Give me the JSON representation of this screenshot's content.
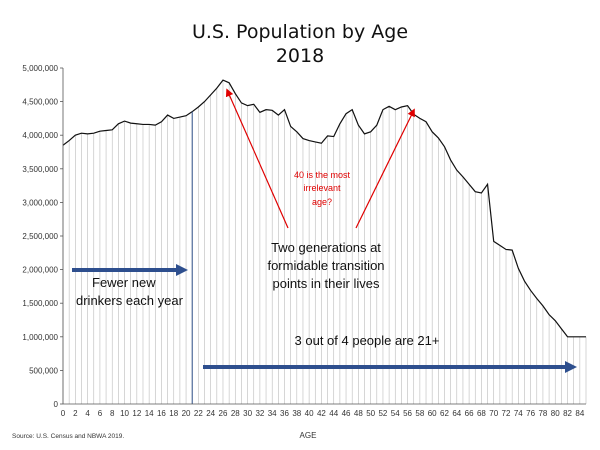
{
  "chart_data": {
    "type": "area",
    "title": "U.S. Population by Age",
    "subtitle": "2018",
    "xlabel": "AGE",
    "ylabel": "",
    "source": "Source: U.S. Census and NBWA 2019.",
    "xlim": [
      0,
      85
    ],
    "ylim": [
      0,
      5000000
    ],
    "yticks": [
      0,
      500000,
      1000000,
      1500000,
      2000000,
      2500000,
      3000000,
      3500000,
      4000000,
      4500000,
      5000000
    ],
    "ytick_labels": [
      "0",
      "500,000",
      "1,000,000",
      "1,500,000",
      "2,000,000",
      "2,500,000",
      "3,000,000",
      "3,500,000",
      "4,000,000",
      "4,500,000",
      "5,000,000"
    ],
    "xticks": [
      0,
      2,
      4,
      6,
      8,
      10,
      12,
      14,
      16,
      18,
      20,
      22,
      24,
      26,
      28,
      30,
      32,
      34,
      36,
      38,
      40,
      42,
      44,
      46,
      48,
      50,
      52,
      54,
      56,
      58,
      60,
      62,
      64,
      66,
      68,
      70,
      72,
      74,
      76,
      78,
      80,
      82,
      84
    ],
    "x": [
      0,
      1,
      2,
      3,
      4,
      5,
      6,
      7,
      8,
      9,
      10,
      11,
      12,
      13,
      14,
      15,
      16,
      17,
      18,
      19,
      20,
      21,
      22,
      23,
      24,
      25,
      26,
      27,
      28,
      29,
      30,
      31,
      32,
      33,
      34,
      35,
      36,
      37,
      38,
      39,
      40,
      41,
      42,
      43,
      44,
      45,
      46,
      47,
      48,
      49,
      50,
      51,
      52,
      53,
      54,
      55,
      56,
      57,
      58,
      59,
      60,
      61,
      62,
      63,
      64,
      65,
      66,
      67,
      68,
      69,
      70,
      71,
      72,
      73,
      74,
      75,
      76,
      77,
      78,
      79,
      80,
      81,
      82,
      83,
      84,
      85
    ],
    "series": [
      {
        "values": [
          3850000,
          3920000,
          4000000,
          4030000,
          4020000,
          4030000,
          4060000,
          4070000,
          4080000,
          4170000,
          4210000,
          4180000,
          4170000,
          4160000,
          4160000,
          4150000,
          4200000,
          4300000,
          4250000,
          4270000,
          4290000,
          4350000,
          4420000,
          4500000,
          4600000,
          4700000,
          4820000,
          4780000,
          4620000,
          4480000,
          4440000,
          4460000,
          4340000,
          4380000,
          4370000,
          4300000,
          4380000,
          4130000,
          4050000,
          3950000,
          3920000,
          3900000,
          3880000,
          3990000,
          3980000,
          4170000,
          4320000,
          4380000,
          4150000,
          4020000,
          4050000,
          4150000,
          4380000,
          4430000,
          4380000,
          4420000,
          4440000,
          4310000,
          4250000,
          4200000,
          4050000,
          3960000,
          3830000,
          3630000,
          3480000,
          3380000,
          3270000,
          3160000,
          3140000,
          3270000,
          2420000,
          2360000,
          2300000,
          2290000,
          2020000,
          1830000,
          1690000,
          1570000,
          1460000,
          1330000,
          1240000,
          1120000,
          1000000,
          1000000,
          1000000,
          1000000
        ]
      }
    ],
    "annotations": {
      "red_note": [
        "40 is the most",
        "irrelevant",
        "age?"
      ],
      "generations_note": [
        "Two generations at",
        "formidable transition",
        "points in their lives"
      ],
      "fewer_note": [
        "Fewer new",
        "drinkers each year"
      ],
      "majority_note": "3 out of 4 people are 21+"
    },
    "colors": {
      "line": "#111111",
      "fill_lines": "#bbbbbb",
      "divider": "#2f4f87",
      "arrow_blue": "#2e4f8e",
      "arrow_red": "#e00000"
    }
  }
}
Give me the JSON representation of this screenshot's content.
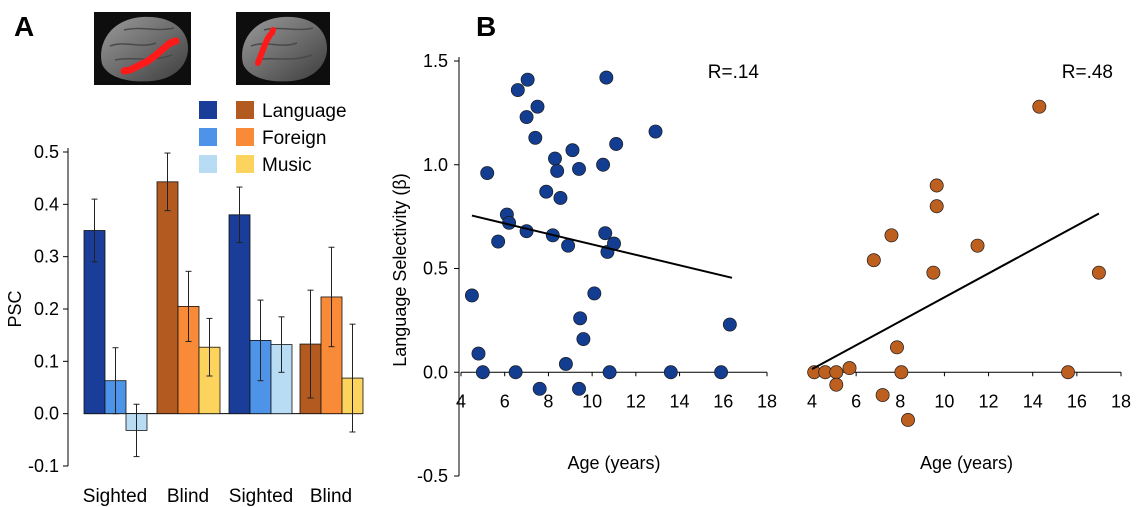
{
  "panel_labels": {
    "a": "A",
    "b": "B"
  },
  "chart_data": [
    {
      "type": "bar",
      "ylabel": "PSC",
      "ylim": [
        -0.1,
        0.5
      ],
      "yticks": [
        "0.5",
        "0.4",
        "0.3",
        "0.2",
        "0.1",
        "0.0",
        "-0.1"
      ],
      "grid": false,
      "legend_placement": "top-right",
      "groups": [
        {
          "label": "Sighted",
          "bars": [
            {
              "series": "Language",
              "value": 0.35,
              "err": 0.06,
              "color": "#1a3d99"
            },
            {
              "series": "Foreign",
              "value": 0.063,
              "err": 0.063,
              "color": "#4d94e8"
            },
            {
              "series": "Music",
              "value": -0.032,
              "err": 0.05,
              "color": "#b9dcf5"
            }
          ]
        },
        {
          "label": "Blind",
          "bars": [
            {
              "series": "Language",
              "value": 0.443,
              "err": 0.055,
              "color": "#b25a1f"
            },
            {
              "series": "Foreign",
              "value": 0.205,
              "err": 0.067,
              "color": "#f88a38"
            },
            {
              "series": "Music",
              "value": 0.127,
              "err": 0.055,
              "color": "#fcd35c"
            }
          ]
        },
        {
          "label": "Sighted",
          "bars": [
            {
              "series": "Language",
              "value": 0.38,
              "err": 0.053,
              "color": "#1a3d99"
            },
            {
              "series": "Foreign",
              "value": 0.14,
              "err": 0.077,
              "color": "#4d94e8"
            },
            {
              "series": "Music",
              "value": 0.132,
              "err": 0.053,
              "color": "#b9dcf5"
            }
          ]
        },
        {
          "label": "Blind",
          "bars": [
            {
              "series": "Language",
              "value": 0.133,
              "err": 0.103,
              "color": "#b25a1f"
            },
            {
              "series": "Foreign",
              "value": 0.223,
              "err": 0.095,
              "color": "#f88a38"
            },
            {
              "series": "Music",
              "value": 0.068,
              "err": 0.103,
              "color": "#fcd35c"
            }
          ]
        }
      ],
      "legend": [
        {
          "label": "Language",
          "colors": [
            "#1a3d99",
            "#b25a1f"
          ]
        },
        {
          "label": "Foreign",
          "colors": [
            "#4d94e8",
            "#f88a38"
          ]
        },
        {
          "label": "Music",
          "colors": [
            "#b9dcf5",
            "#fcd35c"
          ]
        }
      ]
    },
    {
      "type": "scatter",
      "ylabel": "Language Selectivity (β)",
      "xlabel": "Age (years)",
      "ylim": [
        -0.5,
        1.5
      ],
      "yticks": [
        "1.5",
        "1.0",
        "0.5",
        "0.0",
        "-0.5"
      ],
      "xlim": [
        4,
        18
      ],
      "xticks": [
        "4",
        "6",
        "8",
        "10",
        "12",
        "14",
        "16",
        "18"
      ],
      "grid": false,
      "annotation": "R=.14",
      "color": "#123d91",
      "points": [
        [
          4.5,
          0.37
        ],
        [
          4.8,
          0.09
        ],
        [
          5.0,
          0.0
        ],
        [
          5.2,
          0.96
        ],
        [
          5.7,
          0.63
        ],
        [
          6.1,
          0.76
        ],
        [
          6.2,
          0.72
        ],
        [
          6.5,
          0.0
        ],
        [
          6.6,
          1.36
        ],
        [
          7.0,
          1.23
        ],
        [
          7.05,
          1.41
        ],
        [
          7.0,
          0.68
        ],
        [
          7.4,
          1.13
        ],
        [
          7.5,
          1.28
        ],
        [
          7.6,
          -0.08
        ],
        [
          7.9,
          0.87
        ],
        [
          8.2,
          0.66
        ],
        [
          8.3,
          1.03
        ],
        [
          8.4,
          0.97
        ],
        [
          8.55,
          0.84
        ],
        [
          8.8,
          0.04
        ],
        [
          8.9,
          0.61
        ],
        [
          9.1,
          1.07
        ],
        [
          9.4,
          -0.08
        ],
        [
          9.4,
          0.98
        ],
        [
          9.45,
          0.26
        ],
        [
          9.6,
          0.16
        ],
        [
          10.1,
          0.38
        ],
        [
          10.5,
          1.0
        ],
        [
          10.6,
          0.67
        ],
        [
          10.65,
          1.42
        ],
        [
          10.7,
          0.58
        ],
        [
          10.8,
          0.0
        ],
        [
          11.0,
          0.62
        ],
        [
          11.1,
          1.1
        ],
        [
          12.9,
          1.16
        ],
        [
          13.6,
          0.0
        ],
        [
          15.9,
          0.0
        ],
        [
          16.3,
          0.23
        ]
      ],
      "fit": [
        [
          4.5,
          0.755
        ],
        [
          16.4,
          0.455
        ]
      ]
    },
    {
      "type": "scatter",
      "xlabel": "Age (years)",
      "ylim": [
        -0.5,
        1.5
      ],
      "xlim": [
        4,
        18
      ],
      "xticks": [
        "4",
        "6",
        "8",
        "10",
        "12",
        "14",
        "16",
        "18"
      ],
      "grid": false,
      "annotation": "R=.48",
      "color": "#bd5f1f",
      "points": [
        [
          4.1,
          0.0
        ],
        [
          4.6,
          0.0
        ],
        [
          5.1,
          0.0
        ],
        [
          5.1,
          -0.06
        ],
        [
          5.7,
          0.02
        ],
        [
          6.8,
          0.54
        ],
        [
          7.2,
          -0.11
        ],
        [
          7.6,
          0.66
        ],
        [
          7.85,
          0.12
        ],
        [
          8.05,
          0.0
        ],
        [
          8.35,
          -0.23
        ],
        [
          9.5,
          0.48
        ],
        [
          9.65,
          0.8
        ],
        [
          9.65,
          0.9
        ],
        [
          11.5,
          0.61
        ],
        [
          14.3,
          1.28
        ],
        [
          15.6,
          0.0
        ],
        [
          17.0,
          0.48
        ]
      ],
      "fit": [
        [
          4.0,
          0.015
        ],
        [
          17.0,
          0.765
        ]
      ]
    }
  ]
}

- [Set exercise] Filter the entries down to the lines with the word "ylabel" in them.

- [Answer in full]
    "ylabel": "",
      "ylabel": "PSC",
      "ylabel": "Language Selectivity (β)",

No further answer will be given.